El día después de que se consumaran las elecciones peor celebradas que se recuerde, nada ha cambiado en Kabul: el mismo tráfico, las mismas bocinas, el mismo humo y polvo, la misma pobreza. Los mismos niños pidiendo limosna. Sólo falta Bill Murray, protagonista de Atrapado en el tiempo, para confirmar que se trata del mismo maldito día desde hace 30 años.

Tampoco hay cambios en el escenario del crimen del hostal Bekhtar, donde vivían una treintena de funcionarios de la ONU, y que fue atacado la semana pasada por un comando talibán: cascotes, paredes ennegrecidas, cristales, casquillos de bala y sangre seca. En el interior queda un chaleco azul con las siglas UN [Naciones Unidas, en inglés] oscurecidas por el fuego y dos cascos antibala. Al lado de donde hubo una puerta antes de que uno de los talibanes detonara la carga explosiva queda el resto de una pierna y una bota destrozada al lado. Es todo lo que queda de él: media pierna con el hueso al aire. Nadie lo ha recogido. Ni enterrado ni destruido. No es intencionado, tal vez sólo un descuido, como el descuido de los votos falsos que terminaron en las urnas destinadas a la reelección de Hamid Karzai.
============================================================
* _SERIE DE EJERCICIOS_:
**1)** Explica en una a tres oraciones por qué el texto sobre Kabul menciona a Bill Murray.
**2)** Devuelve sin cambios el pasaje del texto sobre Kabul que va desde "Tampoco hay cambios" hasta "de Hamid Karzai.", incluidas ambas partes.

* _DATOS PROPORCIONADOS_:
============================================================
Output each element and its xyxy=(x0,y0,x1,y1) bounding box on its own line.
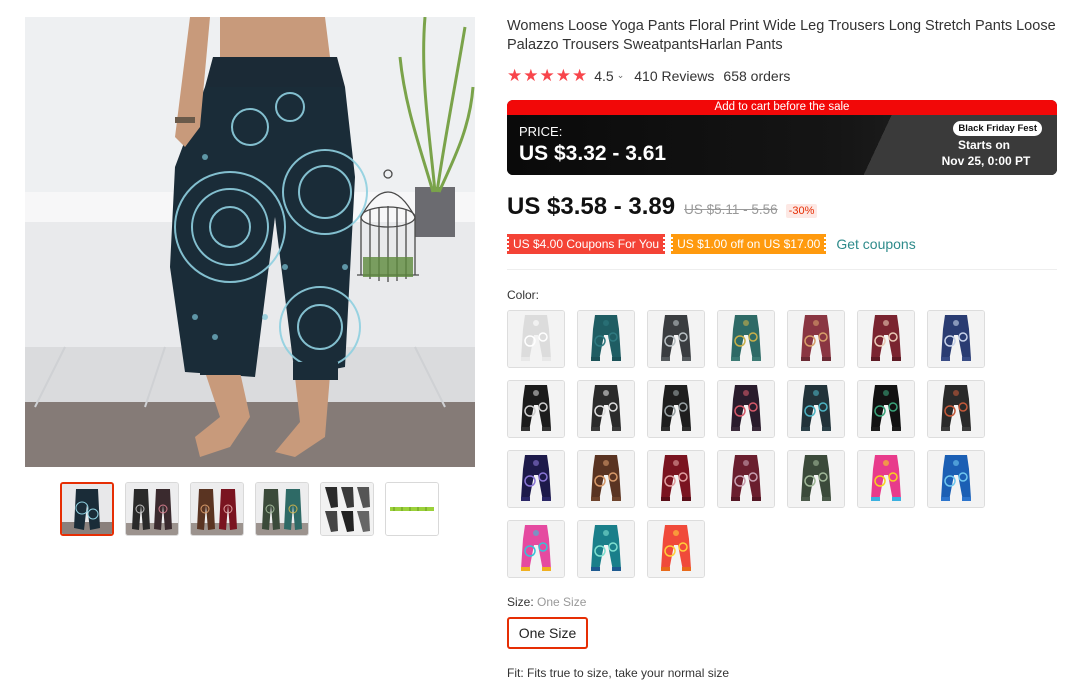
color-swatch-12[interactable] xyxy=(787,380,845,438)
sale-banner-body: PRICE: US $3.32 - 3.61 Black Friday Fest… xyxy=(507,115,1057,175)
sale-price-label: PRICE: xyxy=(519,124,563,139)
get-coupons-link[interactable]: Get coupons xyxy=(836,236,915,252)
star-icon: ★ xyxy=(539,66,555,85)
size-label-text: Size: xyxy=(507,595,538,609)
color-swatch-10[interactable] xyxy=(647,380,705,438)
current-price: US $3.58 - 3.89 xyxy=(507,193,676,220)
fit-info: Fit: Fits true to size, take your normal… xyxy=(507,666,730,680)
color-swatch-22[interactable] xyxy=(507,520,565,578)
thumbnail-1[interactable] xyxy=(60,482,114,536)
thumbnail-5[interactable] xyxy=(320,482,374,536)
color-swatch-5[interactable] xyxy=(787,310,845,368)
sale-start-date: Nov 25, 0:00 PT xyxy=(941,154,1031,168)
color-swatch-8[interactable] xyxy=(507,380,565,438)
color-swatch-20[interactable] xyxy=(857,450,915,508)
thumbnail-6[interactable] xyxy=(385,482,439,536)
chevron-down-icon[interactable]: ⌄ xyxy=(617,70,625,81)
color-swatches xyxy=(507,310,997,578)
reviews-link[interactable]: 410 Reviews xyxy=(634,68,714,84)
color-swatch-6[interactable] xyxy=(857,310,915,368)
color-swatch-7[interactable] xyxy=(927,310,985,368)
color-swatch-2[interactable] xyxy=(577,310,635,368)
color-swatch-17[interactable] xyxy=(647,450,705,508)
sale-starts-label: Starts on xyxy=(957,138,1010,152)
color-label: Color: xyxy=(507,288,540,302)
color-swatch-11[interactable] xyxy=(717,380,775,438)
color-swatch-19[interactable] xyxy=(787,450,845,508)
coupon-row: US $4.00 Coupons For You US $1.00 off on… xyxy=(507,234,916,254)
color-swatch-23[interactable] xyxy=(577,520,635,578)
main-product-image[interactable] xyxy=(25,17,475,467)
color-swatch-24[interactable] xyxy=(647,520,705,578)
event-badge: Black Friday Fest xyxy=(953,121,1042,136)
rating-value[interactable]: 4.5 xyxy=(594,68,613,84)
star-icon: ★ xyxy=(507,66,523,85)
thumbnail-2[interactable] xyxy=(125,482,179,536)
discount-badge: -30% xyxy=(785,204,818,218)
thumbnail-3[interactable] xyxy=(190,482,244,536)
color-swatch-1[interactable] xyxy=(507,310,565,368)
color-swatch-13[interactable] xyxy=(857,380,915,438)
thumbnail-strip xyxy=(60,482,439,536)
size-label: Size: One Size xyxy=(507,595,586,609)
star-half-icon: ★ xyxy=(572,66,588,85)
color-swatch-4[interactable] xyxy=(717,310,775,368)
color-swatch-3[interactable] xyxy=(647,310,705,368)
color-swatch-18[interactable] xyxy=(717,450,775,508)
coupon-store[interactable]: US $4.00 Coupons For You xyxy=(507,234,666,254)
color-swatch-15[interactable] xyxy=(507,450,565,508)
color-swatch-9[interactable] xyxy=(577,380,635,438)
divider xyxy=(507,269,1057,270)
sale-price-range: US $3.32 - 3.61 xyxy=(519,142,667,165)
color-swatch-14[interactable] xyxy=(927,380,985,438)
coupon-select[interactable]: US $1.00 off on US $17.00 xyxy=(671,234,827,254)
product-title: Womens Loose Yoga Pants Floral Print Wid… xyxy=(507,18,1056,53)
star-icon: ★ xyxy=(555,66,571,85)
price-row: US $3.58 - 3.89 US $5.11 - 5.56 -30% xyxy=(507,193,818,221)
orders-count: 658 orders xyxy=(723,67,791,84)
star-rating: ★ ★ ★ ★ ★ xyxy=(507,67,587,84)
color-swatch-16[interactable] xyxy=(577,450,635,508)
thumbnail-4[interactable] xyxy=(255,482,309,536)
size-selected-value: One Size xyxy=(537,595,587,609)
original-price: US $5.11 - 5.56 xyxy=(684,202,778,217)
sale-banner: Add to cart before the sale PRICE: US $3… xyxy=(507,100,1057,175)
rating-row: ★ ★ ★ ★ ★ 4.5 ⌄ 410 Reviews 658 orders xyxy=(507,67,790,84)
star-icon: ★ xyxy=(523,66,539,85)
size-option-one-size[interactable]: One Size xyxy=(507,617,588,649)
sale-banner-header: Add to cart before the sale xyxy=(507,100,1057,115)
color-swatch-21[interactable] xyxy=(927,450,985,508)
============================================================
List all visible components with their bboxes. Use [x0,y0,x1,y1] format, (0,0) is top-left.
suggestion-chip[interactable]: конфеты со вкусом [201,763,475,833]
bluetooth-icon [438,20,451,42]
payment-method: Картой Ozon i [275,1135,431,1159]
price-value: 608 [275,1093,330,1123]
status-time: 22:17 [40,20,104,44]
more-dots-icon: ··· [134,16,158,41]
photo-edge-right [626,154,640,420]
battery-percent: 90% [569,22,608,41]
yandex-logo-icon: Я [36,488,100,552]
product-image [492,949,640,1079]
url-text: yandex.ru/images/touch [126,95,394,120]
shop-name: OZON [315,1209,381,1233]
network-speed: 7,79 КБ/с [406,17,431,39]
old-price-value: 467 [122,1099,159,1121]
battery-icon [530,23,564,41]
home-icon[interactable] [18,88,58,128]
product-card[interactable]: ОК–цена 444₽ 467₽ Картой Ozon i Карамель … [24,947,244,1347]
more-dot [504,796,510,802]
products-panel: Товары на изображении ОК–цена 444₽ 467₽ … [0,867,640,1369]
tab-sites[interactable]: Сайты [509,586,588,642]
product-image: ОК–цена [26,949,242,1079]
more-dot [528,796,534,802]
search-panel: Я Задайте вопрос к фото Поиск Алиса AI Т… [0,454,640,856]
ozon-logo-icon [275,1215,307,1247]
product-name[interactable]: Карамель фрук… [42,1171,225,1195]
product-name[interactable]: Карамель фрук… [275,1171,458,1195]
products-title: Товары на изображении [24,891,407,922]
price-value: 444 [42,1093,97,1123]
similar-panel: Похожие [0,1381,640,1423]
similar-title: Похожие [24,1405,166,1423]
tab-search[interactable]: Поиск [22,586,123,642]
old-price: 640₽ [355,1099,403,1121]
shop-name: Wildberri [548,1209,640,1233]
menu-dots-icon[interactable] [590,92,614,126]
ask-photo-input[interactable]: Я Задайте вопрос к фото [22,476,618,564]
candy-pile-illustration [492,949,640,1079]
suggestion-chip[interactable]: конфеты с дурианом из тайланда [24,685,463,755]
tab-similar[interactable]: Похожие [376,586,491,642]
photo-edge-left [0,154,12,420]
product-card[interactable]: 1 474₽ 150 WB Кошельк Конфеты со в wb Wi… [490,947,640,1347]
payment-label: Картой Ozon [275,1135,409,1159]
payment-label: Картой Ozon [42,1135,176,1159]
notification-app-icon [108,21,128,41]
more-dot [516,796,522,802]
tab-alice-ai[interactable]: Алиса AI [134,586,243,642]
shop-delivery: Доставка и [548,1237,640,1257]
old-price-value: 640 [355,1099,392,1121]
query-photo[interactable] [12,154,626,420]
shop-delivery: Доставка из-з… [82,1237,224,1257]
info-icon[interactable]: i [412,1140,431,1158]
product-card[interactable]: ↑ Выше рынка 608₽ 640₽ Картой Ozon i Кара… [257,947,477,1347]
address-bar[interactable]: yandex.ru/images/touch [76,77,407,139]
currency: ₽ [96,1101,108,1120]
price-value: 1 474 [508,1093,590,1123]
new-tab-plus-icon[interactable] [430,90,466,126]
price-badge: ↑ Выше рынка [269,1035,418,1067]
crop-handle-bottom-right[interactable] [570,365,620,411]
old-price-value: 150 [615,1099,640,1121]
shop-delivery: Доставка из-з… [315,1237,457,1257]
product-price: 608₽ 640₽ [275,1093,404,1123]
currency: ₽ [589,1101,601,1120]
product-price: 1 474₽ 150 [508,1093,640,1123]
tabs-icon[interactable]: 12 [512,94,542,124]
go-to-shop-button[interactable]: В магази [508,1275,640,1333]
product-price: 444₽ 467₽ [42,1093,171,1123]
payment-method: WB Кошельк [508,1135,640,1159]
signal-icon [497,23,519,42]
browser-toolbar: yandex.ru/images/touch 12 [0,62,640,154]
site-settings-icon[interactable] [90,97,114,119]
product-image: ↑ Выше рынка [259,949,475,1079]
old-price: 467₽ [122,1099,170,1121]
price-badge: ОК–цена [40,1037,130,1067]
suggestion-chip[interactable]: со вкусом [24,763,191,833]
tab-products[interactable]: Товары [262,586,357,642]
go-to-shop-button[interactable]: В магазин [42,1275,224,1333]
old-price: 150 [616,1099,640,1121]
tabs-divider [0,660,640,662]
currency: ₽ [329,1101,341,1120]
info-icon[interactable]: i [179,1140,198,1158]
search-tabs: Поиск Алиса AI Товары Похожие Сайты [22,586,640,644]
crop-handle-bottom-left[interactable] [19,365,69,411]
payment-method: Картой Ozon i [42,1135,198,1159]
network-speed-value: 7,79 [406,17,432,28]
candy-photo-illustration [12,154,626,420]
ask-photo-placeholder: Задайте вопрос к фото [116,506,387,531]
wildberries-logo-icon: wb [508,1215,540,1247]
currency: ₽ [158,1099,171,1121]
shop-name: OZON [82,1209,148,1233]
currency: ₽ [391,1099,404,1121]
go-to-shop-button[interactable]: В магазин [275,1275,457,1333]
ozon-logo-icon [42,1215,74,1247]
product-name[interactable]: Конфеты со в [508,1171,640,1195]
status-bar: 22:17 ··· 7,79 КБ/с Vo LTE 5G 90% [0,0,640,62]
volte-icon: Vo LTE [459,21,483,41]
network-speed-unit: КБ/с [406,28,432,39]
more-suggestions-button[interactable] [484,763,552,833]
============================================================
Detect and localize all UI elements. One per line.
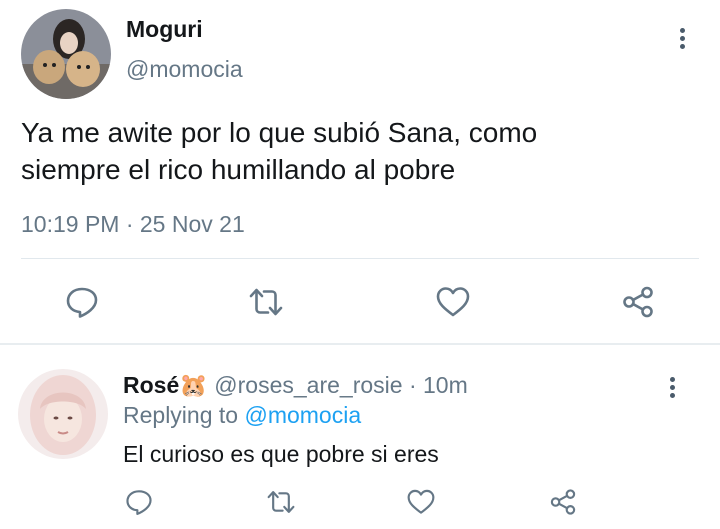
============================================================
* _RESPUESTAS_:
**1)** El texto menciona a Bill Murray porque es el protagonista de Atrapado en el tiempo. Según el texto, solo faltaría él para confirmar que en Kabul se trata del mismo maldito día desde hace 30 años. Así refuerza la idea de que, tras las elecciones, nada ha cambiado: el mismo tráfico, las mismas bocinas, el mismo humo y polvo, la misma pobreza.

**2)**
Tampoco hay cambios en el escenario del crimen del hostal Bekhtar, donde vivían una treintena de funcionarios de la ONU, y que fue atacado la semana pasada por un comando talibán: cascotes, paredes ennegrecidas, cristales, casquillos de bala y sangre seca. En el interior queda un chaleco azul con las siglas UN [Naciones Unidas, en inglés] oscurecidas por el fuego y dos cascos antibala. Al lado de donde hubo una puerta antes de que uno de los talibanes detonara la carga explosiva queda el resto de una pierna y una bota destrozada al lado. Es todo lo que queda de él: media pierna con el hueso al aire. Nadie lo ha recogido. Ni enterrado ni destruido. No es intencionado, tal vez sólo un descuido, como el descuido de los votos falsos que terminaron en las urnas destinadas a la reelección de Hamid Karzai.